#### [What you will do]
Format each line of the items below as a JSON list of strings, one string per line, and leave out any blank lines.

::: Exercise input :::

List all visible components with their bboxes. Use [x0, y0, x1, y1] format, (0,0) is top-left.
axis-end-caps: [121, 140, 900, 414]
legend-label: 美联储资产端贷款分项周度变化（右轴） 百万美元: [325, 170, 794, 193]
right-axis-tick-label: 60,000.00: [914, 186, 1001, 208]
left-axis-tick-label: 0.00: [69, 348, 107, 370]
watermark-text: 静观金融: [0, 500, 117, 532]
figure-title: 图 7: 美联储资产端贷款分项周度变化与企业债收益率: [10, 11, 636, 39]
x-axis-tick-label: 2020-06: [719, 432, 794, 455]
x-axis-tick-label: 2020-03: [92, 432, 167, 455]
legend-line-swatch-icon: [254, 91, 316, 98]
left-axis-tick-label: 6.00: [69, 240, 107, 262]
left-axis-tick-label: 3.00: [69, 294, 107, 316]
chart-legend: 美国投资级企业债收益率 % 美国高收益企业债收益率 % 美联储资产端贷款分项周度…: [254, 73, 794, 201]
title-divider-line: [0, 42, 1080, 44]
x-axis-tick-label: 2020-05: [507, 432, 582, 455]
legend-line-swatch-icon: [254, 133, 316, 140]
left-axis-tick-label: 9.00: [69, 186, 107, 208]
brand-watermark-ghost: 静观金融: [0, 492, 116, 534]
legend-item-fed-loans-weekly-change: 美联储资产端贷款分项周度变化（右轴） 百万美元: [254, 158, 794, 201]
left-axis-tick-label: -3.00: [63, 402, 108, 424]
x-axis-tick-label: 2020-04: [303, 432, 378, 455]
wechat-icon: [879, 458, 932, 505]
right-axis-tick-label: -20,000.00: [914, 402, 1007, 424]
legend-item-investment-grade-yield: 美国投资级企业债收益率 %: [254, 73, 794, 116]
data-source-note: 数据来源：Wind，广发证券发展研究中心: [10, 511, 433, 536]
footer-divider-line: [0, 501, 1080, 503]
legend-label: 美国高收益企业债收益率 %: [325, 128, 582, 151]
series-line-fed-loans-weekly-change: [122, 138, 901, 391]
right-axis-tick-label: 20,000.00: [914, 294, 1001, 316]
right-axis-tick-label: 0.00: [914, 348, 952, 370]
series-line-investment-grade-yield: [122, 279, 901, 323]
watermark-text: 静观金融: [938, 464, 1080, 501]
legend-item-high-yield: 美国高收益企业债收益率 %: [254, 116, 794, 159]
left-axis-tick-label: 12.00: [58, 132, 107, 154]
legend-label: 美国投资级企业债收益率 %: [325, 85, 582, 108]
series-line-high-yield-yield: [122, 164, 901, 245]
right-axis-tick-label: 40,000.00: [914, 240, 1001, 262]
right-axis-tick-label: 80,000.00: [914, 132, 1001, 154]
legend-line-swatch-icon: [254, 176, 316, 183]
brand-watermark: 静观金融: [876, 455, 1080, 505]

:::

#### [Written response]
[
  "List all visible components with their bboxes. Use [x0, y0, x1, y1] format, (0,0) is top-left.",
  "axis-end-caps: [121, 140, 900, 414]",
  "legend-label: 美联储资产端贷款分项周度变化（右轴） 百万美元: [325, 170, 794, 193]",
  "right-axis-tick-label: 60,000.00: [914, 186, 1001, 208]",
  "left-axis-tick-label: 0.00: [69, 348, 107, 370]",
  "watermark-text: 静观金融: [0, 500, 117, 532]",
  "figure-title: 图 7: 美联储资产端贷款分项周度变化与企业债收益率: [10, 11, 636, 39]",
  "x-axis-tick-label: 2020-06: [719, 432, 794, 455]",
  "x-axis-tick-label: 2020-03: [92, 432, 167, 455]",
  "legend-line-swatch-icon: [254, 91, 316, 98]",
  "left-axis-tick-label: 6.00: [69, 240, 107, 262]",
  "left-axis-tick-label: 3.00: [69, 294, 107, 316]",
  "chart-legend: 美国投资级企业债收益率 % 美国高收益企业债收益率 % 美联储资产端贷款分项周度…: [254, 73, 794, 201]",
  "title-divider-line: [0, 42, 1080, 44]",
  "x-axis-tick-label: 2020-05: [507, 432, 582, 455]",
  "legend-line-swatch-icon: [254, 133, 316, 140]",
  "left-axis-tick-label: 9.00: [69, 186, 107, 208]",
  "brand-watermark-ghost: 静观金融: [0, 492, 116, 534]",
  "legend-item-fed-loans-weekly-change: 美联储资产端贷款分项周度变化（右轴） 百万美元: [254, 158, 794, 201]",
  "left-axis-tick-label: -3.00: [63, 402, 108, 424]",
  "x-axis-tick-label: 2020-04: [303, 432, 378, 455]",
  "wechat-icon: [879, 458, 932, 505]",
  "right-axis-tick-label: -20,000.00: [914, 402, 1007, 424]",
  "legend-item-investment-grade-yield: 美国投资级企业债收益率 %: [254, 73, 794, 116]",
  "data-source-note: 数据来源：Wind，广发证券发展研究中心: [10, 511, 433, 536]",
  "footer-divider-line: [0, 501, 1080, 503]",
  "legend-label: 美国高收益企业债收益率 %: [325, 128, 582, 151]",
  "series-line-fed-loans-weekly-change: [122, 138, 901, 391]",
  "right-axis-tick-label: 20,000.00: [914, 294, 1001, 316]",
  "right-axis-tick-label: 0.00: [914, 348, 952, 370]",
  "series-line-investment-grade-yield: [122, 279, 901, 323]",
  "watermark-text: 静观金融: [938, 464, 1080, 501]",
  "legend-item-high-yield: 美国高收益企业债收益率 %: [254, 116, 794, 159]",
  "left-axis-tick-label: 12.00: [58, 132, 107, 154]",
  "legend-label: 美国投资级企业债收益率 %: [325, 85, 582, 108]",
  "series-line-high-yield-yield: [122, 164, 901, 245]",
  "right-axis-tick-label: 40,000.00: [914, 240, 1001, 262]",
  "right-axis-tick-label: 80,000.00: [914, 132, 1001, 154]",
  "legend-line-swatch-icon: [254, 176, 316, 183]",
  "brand-watermark: 静观金融: [876, 455, 1080, 505]"
]